*EXERCISE PROMPT*: Quote the items word for word, from the line with "x-tick-label: G-13 [241, 416, 254, 443]" to the line with "legend-label: NMR Observables: H2p-H3p".

*RECORD SET*:
^^^^^^^^^^^^^^^^
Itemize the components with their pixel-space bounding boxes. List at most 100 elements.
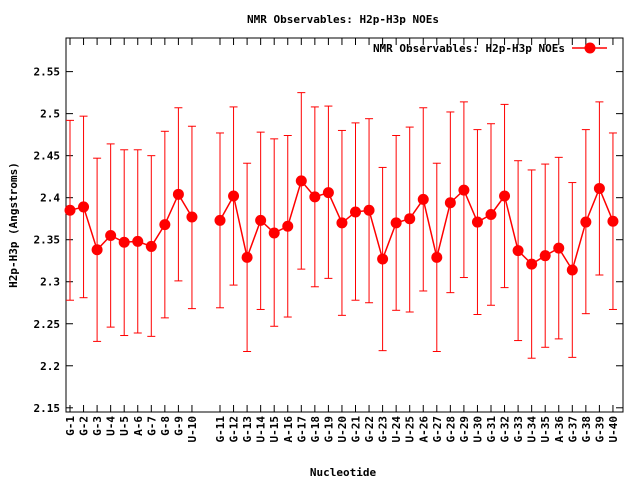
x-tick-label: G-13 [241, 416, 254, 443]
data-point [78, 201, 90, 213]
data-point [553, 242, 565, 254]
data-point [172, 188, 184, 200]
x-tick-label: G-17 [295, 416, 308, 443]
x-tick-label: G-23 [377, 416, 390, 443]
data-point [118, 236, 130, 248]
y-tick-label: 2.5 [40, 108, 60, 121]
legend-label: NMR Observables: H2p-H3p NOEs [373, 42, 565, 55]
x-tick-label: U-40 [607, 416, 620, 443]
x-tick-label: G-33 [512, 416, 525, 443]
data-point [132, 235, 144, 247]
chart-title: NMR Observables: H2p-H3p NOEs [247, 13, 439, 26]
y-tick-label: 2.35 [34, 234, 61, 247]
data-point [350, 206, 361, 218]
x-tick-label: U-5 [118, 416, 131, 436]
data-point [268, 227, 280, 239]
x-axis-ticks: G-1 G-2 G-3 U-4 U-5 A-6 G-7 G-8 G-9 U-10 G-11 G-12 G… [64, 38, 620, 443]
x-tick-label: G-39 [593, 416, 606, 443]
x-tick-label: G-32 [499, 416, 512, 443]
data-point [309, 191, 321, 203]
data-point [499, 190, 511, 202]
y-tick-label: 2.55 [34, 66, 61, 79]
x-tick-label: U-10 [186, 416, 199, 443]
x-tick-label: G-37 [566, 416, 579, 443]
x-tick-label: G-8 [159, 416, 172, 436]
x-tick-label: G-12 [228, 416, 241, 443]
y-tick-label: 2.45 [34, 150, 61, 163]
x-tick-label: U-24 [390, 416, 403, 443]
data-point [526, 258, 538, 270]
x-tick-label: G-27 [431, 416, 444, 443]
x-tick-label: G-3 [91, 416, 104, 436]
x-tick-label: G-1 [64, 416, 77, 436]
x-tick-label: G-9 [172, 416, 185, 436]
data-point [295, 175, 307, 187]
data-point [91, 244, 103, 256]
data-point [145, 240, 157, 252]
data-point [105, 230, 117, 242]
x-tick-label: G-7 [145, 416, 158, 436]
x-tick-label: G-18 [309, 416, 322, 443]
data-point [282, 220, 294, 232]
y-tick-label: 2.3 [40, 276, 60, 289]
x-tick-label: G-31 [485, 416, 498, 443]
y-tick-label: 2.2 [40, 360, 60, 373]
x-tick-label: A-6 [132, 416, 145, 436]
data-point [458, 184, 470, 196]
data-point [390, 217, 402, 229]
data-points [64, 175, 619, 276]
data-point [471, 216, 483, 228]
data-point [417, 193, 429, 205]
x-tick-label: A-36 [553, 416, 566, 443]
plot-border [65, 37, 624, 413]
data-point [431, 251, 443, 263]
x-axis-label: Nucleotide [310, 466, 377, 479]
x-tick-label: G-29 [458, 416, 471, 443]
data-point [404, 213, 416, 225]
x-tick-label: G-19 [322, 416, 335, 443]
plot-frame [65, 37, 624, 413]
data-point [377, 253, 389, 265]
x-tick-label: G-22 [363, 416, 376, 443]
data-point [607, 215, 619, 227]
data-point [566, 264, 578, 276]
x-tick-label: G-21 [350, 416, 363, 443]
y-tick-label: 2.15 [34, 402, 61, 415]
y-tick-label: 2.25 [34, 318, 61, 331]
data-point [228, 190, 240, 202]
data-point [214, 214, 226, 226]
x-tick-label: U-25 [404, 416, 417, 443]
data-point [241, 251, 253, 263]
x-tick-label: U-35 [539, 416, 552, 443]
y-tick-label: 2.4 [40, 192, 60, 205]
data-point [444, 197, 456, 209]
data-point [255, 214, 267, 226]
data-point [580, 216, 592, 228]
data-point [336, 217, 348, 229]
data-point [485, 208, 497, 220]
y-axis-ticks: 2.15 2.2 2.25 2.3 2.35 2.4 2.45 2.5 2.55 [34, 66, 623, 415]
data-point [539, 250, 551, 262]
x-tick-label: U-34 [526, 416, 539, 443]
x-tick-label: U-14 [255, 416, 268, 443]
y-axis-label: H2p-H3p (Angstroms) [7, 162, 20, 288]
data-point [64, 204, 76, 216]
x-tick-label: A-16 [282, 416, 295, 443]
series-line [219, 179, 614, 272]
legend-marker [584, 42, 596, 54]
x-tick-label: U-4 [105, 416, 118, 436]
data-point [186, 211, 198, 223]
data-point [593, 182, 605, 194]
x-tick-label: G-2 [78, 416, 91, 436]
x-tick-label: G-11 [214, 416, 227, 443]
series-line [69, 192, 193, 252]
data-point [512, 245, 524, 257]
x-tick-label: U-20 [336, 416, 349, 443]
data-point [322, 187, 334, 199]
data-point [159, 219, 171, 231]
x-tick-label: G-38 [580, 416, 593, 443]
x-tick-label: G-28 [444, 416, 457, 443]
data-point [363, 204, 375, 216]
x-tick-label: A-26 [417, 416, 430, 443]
^^^^^^^^^^^^^^^^
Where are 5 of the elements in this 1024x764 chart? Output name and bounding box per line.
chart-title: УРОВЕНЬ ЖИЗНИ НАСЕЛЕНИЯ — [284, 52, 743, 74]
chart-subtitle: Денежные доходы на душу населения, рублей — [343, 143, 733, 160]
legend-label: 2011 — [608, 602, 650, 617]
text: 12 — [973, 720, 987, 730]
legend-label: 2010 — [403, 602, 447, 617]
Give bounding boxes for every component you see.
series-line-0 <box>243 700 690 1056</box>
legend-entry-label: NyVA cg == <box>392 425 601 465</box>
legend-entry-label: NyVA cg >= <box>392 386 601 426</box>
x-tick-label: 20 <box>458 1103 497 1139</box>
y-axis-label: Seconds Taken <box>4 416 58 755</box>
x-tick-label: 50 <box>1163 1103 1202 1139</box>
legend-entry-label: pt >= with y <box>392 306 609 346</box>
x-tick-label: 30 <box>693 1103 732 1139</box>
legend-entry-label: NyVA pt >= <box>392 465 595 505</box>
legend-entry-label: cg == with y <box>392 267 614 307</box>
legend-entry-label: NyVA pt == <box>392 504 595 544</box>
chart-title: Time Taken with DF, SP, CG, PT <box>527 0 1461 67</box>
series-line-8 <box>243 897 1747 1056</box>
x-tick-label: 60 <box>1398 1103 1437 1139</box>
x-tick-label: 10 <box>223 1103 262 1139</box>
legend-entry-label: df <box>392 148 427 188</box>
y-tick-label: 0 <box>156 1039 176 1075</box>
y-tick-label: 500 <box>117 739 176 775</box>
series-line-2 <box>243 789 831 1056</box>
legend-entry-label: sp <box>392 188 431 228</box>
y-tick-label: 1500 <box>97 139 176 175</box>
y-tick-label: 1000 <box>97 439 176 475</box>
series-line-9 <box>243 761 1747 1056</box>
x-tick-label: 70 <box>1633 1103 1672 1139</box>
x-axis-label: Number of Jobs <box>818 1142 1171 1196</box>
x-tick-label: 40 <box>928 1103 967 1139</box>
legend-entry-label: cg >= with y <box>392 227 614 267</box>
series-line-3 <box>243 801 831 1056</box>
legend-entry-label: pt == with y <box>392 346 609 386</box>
^^^^^^^^^^^^^^^^
*FINISHED ANSWER*:
x-tick-label: G-13 [241, 416, 254, 443]
data-point [78, 201, 90, 213]
data-point [553, 242, 565, 254]
data-point [172, 188, 184, 200]
x-tick-label: G-17 [295, 416, 308, 443]
x-tick-label: G-23 [377, 416, 390, 443]
data-point [118, 236, 130, 248]
y-tick-label: 2.5 [40, 108, 60, 121]
legend-label: NMR Observables: H2p-H3p NOEs [373, 42, 565, 55]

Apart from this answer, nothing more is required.